What the task requires
Each line of the listing must be transcribed exactly, except for the images, which should be excluded.

────

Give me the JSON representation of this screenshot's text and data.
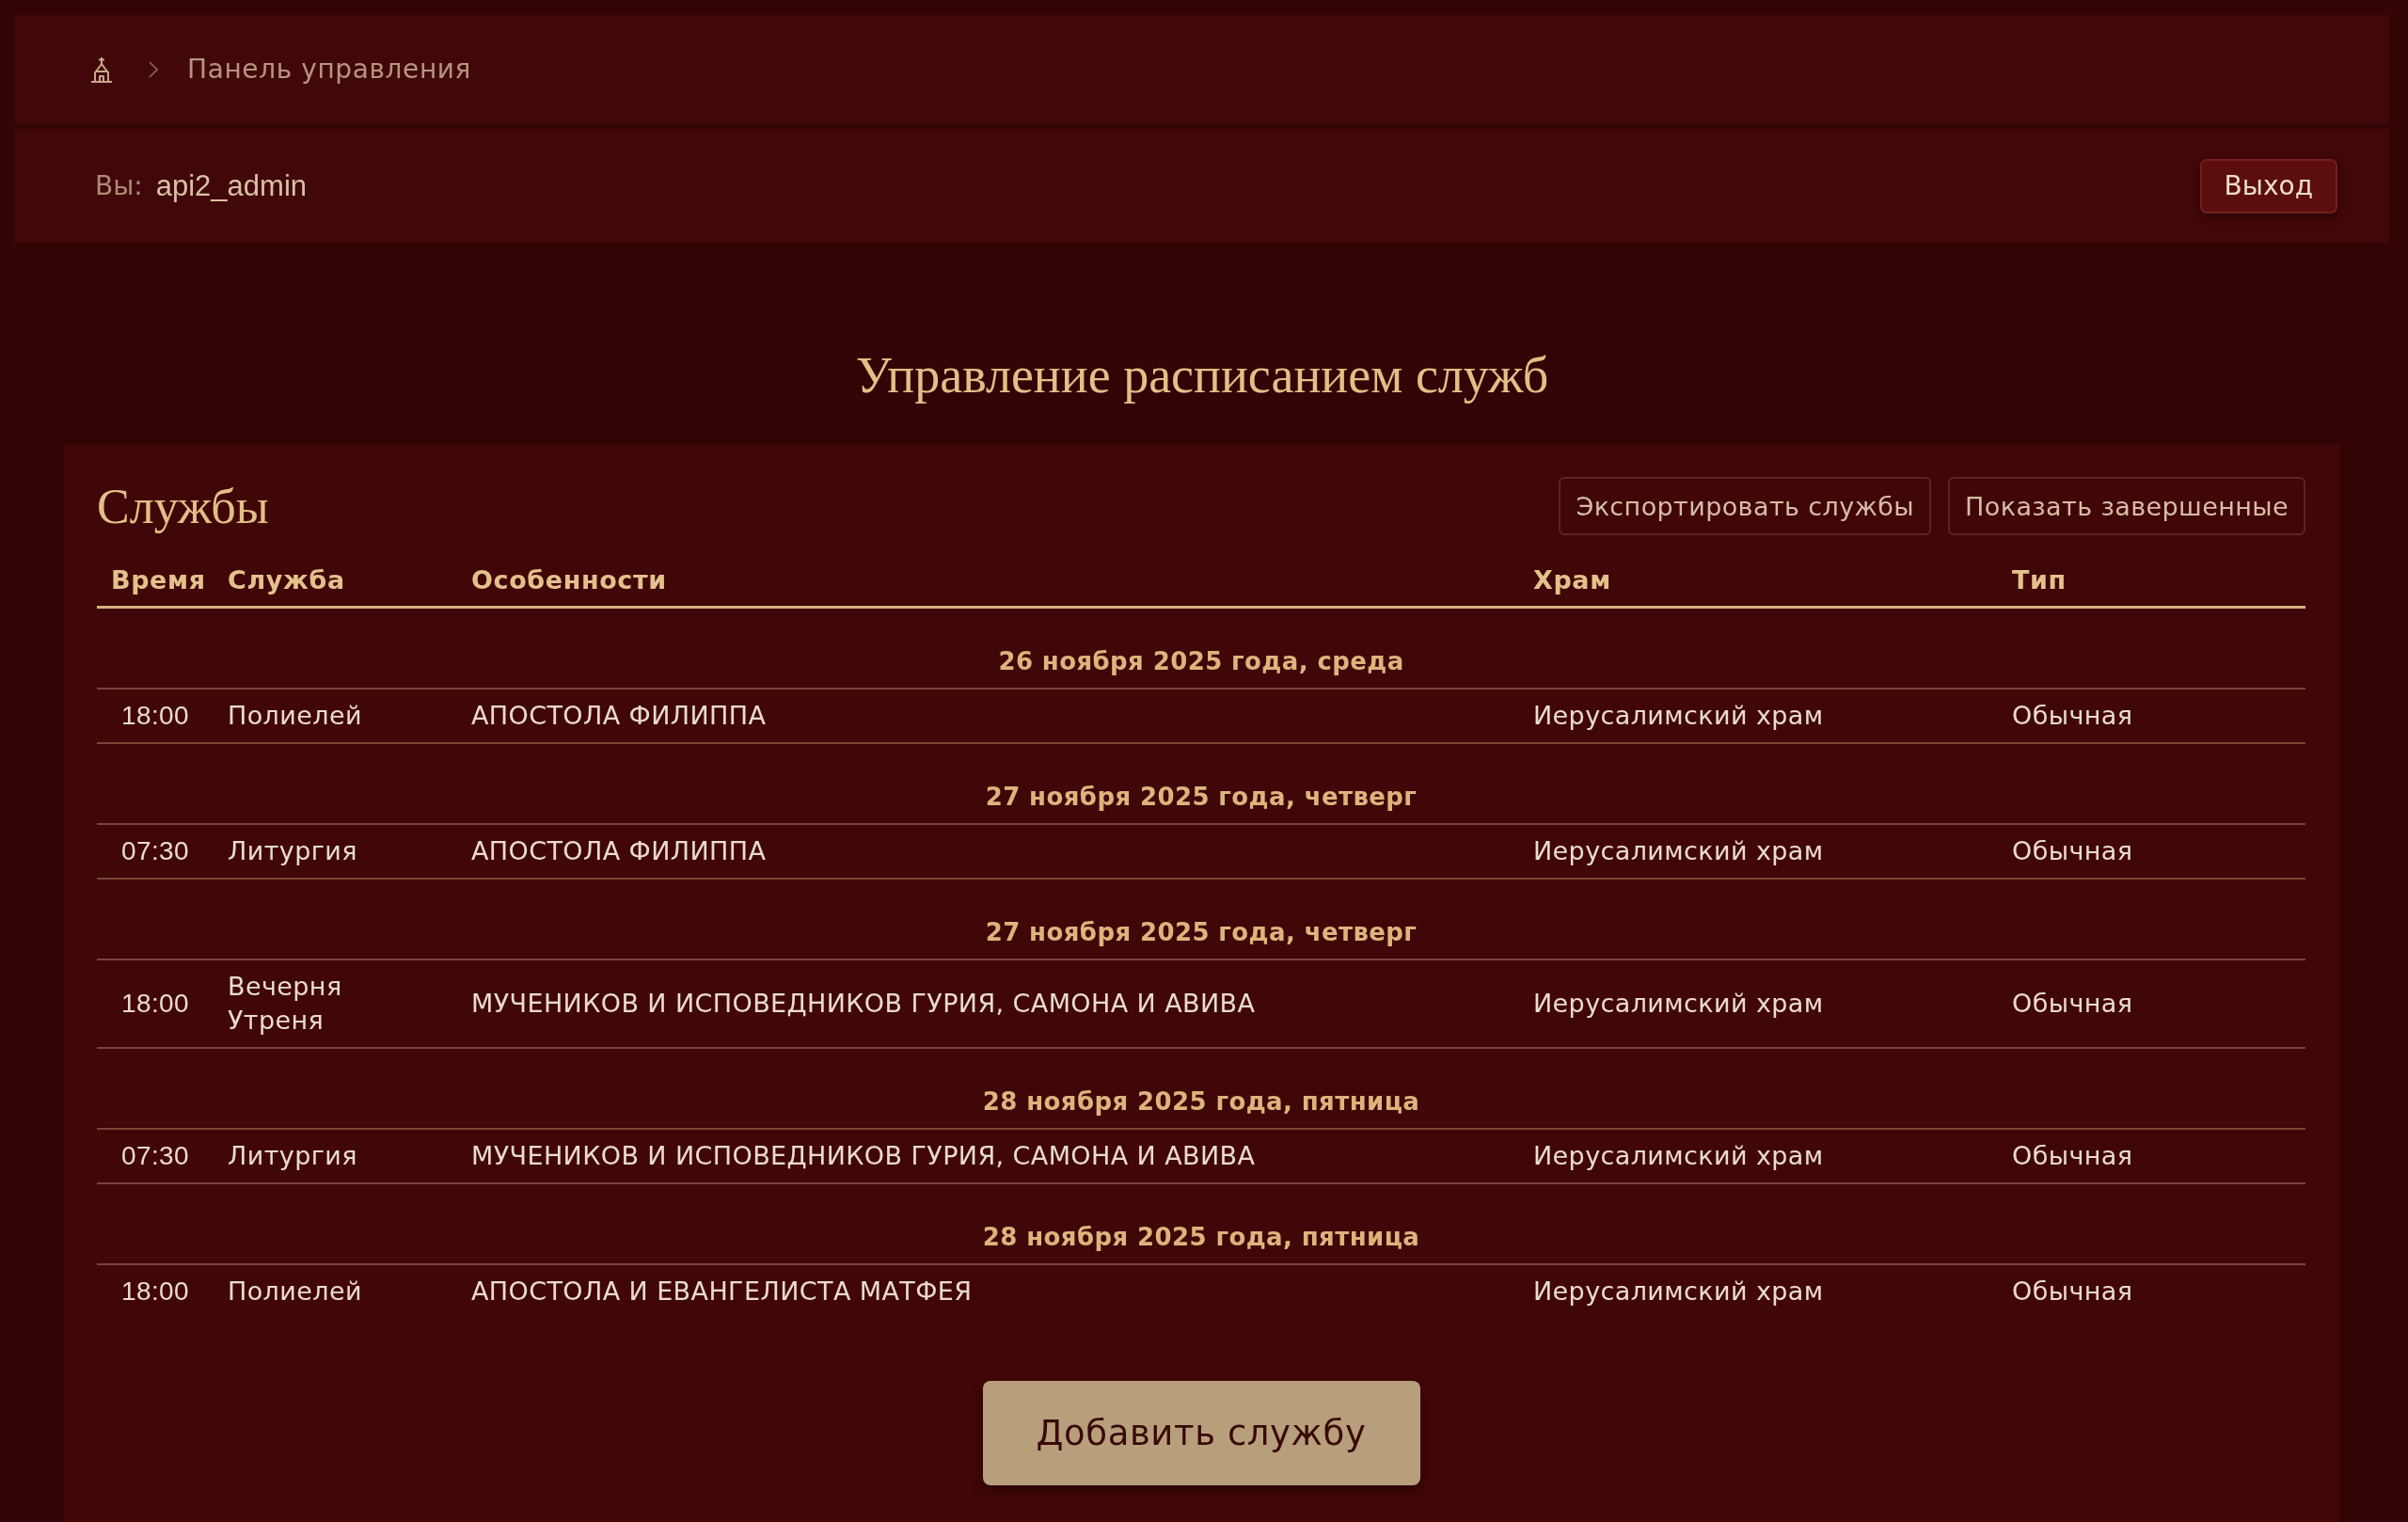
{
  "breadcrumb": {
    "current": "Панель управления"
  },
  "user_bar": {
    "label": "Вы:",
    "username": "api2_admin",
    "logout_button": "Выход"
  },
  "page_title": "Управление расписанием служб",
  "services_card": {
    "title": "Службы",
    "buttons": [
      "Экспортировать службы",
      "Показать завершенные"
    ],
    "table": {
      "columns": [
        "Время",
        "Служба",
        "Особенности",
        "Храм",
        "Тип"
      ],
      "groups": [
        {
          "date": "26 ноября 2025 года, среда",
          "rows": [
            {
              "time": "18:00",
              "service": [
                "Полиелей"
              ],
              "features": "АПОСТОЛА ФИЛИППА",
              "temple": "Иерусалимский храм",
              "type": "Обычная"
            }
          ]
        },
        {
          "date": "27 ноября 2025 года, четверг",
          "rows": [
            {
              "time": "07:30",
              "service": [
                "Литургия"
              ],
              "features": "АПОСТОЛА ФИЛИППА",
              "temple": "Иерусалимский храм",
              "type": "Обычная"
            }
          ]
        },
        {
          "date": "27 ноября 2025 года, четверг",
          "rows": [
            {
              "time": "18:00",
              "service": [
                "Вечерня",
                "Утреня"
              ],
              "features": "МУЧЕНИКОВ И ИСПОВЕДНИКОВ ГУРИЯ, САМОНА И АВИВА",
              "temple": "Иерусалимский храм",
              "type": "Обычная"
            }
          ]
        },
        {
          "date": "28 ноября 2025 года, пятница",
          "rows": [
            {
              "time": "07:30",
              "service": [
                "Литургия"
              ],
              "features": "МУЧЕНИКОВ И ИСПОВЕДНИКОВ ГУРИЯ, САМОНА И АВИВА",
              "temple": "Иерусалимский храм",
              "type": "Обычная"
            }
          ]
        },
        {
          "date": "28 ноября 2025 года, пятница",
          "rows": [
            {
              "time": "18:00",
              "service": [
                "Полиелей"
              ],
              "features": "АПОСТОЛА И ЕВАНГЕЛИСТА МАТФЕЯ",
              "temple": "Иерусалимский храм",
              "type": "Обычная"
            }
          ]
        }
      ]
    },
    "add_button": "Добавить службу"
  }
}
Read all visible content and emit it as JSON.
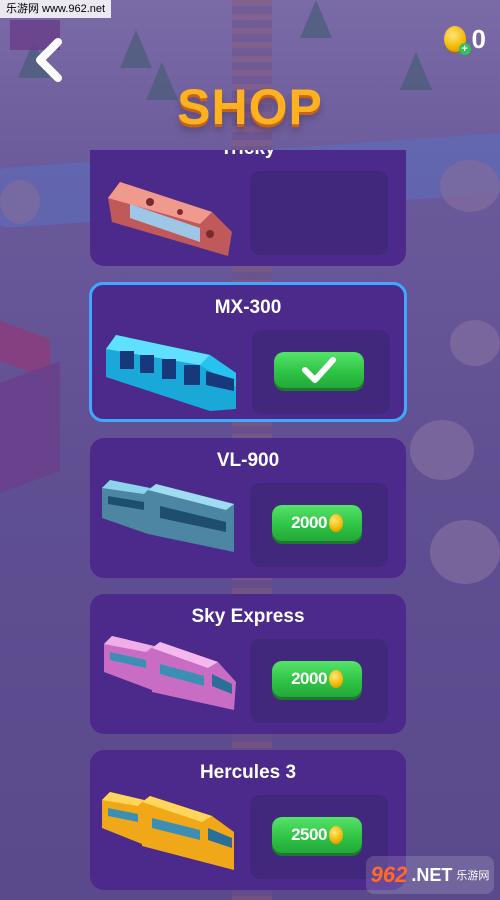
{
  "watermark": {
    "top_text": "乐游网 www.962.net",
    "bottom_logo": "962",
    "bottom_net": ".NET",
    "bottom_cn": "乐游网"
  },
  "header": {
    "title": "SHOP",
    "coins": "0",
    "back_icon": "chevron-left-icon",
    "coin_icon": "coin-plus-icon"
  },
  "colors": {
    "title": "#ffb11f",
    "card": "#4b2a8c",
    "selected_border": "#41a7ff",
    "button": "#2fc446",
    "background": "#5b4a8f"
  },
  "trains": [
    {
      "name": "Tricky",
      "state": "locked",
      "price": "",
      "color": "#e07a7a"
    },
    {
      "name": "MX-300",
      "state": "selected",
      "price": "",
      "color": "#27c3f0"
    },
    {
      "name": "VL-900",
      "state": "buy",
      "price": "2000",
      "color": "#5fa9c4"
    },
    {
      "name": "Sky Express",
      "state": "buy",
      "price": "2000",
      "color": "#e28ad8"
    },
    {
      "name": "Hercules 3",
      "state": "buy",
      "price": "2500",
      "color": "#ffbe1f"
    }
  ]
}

────

Full output
Give me the JSON representation of this screenshot's text and data.
{
  "breadcrumb": {
    "current": "Панель управления"
  },
  "user_bar": {
    "label": "Вы:",
    "username": "api2_admin",
    "logout_button": "Выход"
  },
  "page_title": "Управление расписанием служб",
  "services_card": {
    "title": "Службы",
    "buttons": [
      "Экспортировать службы",
      "Показать завершенные"
    ],
    "table": {
      "columns": [
        "Время",
        "Служба",
        "Особенности",
        "Храм",
        "Тип"
      ],
      "groups": [
        {
          "date": "26 ноября 2025 года, среда",
          "rows": [
            {
              "time": "18:00",
              "service": [
                "Полиелей"
              ],
              "features": "АПОСТОЛА ФИЛИППА",
              "temple": "Иерусалимский храм",
              "type": "Обычная"
            }
          ]
        },
        {
          "date": "27 ноября 2025 года, четверг",
          "rows": [
            {
              "time": "07:30",
              "service": [
                "Литургия"
              ],
              "features": "АПОСТОЛА ФИЛИППА",
              "temple": "Иерусалимский храм",
              "type": "Обычная"
            }
          ]
        },
        {
          "date": "27 ноября 2025 года, четверг",
          "rows": [
            {
              "time": "18:00",
              "service": [
                "Вечерня",
                "Утреня"
              ],
              "features": "МУЧЕНИКОВ И ИСПОВЕДНИКОВ ГУРИЯ, САМОНА И АВИВА",
              "temple": "Иерусалимский храм",
              "type": "Обычная"
            }
          ]
        },
        {
          "date": "28 ноября 2025 года, пятница",
          "rows": [
            {
              "time": "07:30",
              "service": [
                "Литургия"
              ],
              "features": "МУЧЕНИКОВ И ИСПОВЕДНИКОВ ГУРИЯ, САМОНА И АВИВА",
              "temple": "Иерусалимский храм",
              "type": "Обычная"
            }
          ]
        },
        {
          "date": "28 ноября 2025 года, пятница",
          "rows": [
            {
              "time": "18:00",
              "service": [
                "Полиелей"
              ],
              "features": "АПОСТОЛА И ЕВАНГЕЛИСТА МАТФЕЯ",
              "temple": "Иерусалимский храм",
              "type": "Обычная"
            }
          ]
        }
      ]
    },
    "add_button": "Добавить службу"
  }
}
Read all visible content and emit it as JSON.
{
  "watermark": {
    "top_text": "乐游网 www.962.net",
    "bottom_logo": "962",
    "bottom_net": ".NET",
    "bottom_cn": "乐游网"
  },
  "header": {
    "title": "SHOP",
    "coins": "0",
    "back_icon": "chevron-left-icon",
    "coin_icon": "coin-plus-icon"
  },
  "colors": {
    "title": "#ffb11f",
    "card": "#4b2a8c",
    "selected_border": "#41a7ff",
    "button": "#2fc446",
    "background": "#5b4a8f"
  },
  "trains": [
    {
      "name": "Tricky",
      "state": "locked",
      "price": "",
      "color": "#e07a7a"
    },
    {
      "name": "MX-300",
      "state": "selected",
      "price": "",
      "color": "#27c3f0"
    },
    {
      "name": "VL-900",
      "state": "buy",
      "price": "2000",
      "color": "#5fa9c4"
    },
    {
      "name": "Sky Express",
      "state": "buy",
      "price": "2000",
      "color": "#e28ad8"
    },
    {
      "name": "Hercules 3",
      "state": "buy",
      "price": "2500",
      "color": "#ffbe1f"
    }
  ]
}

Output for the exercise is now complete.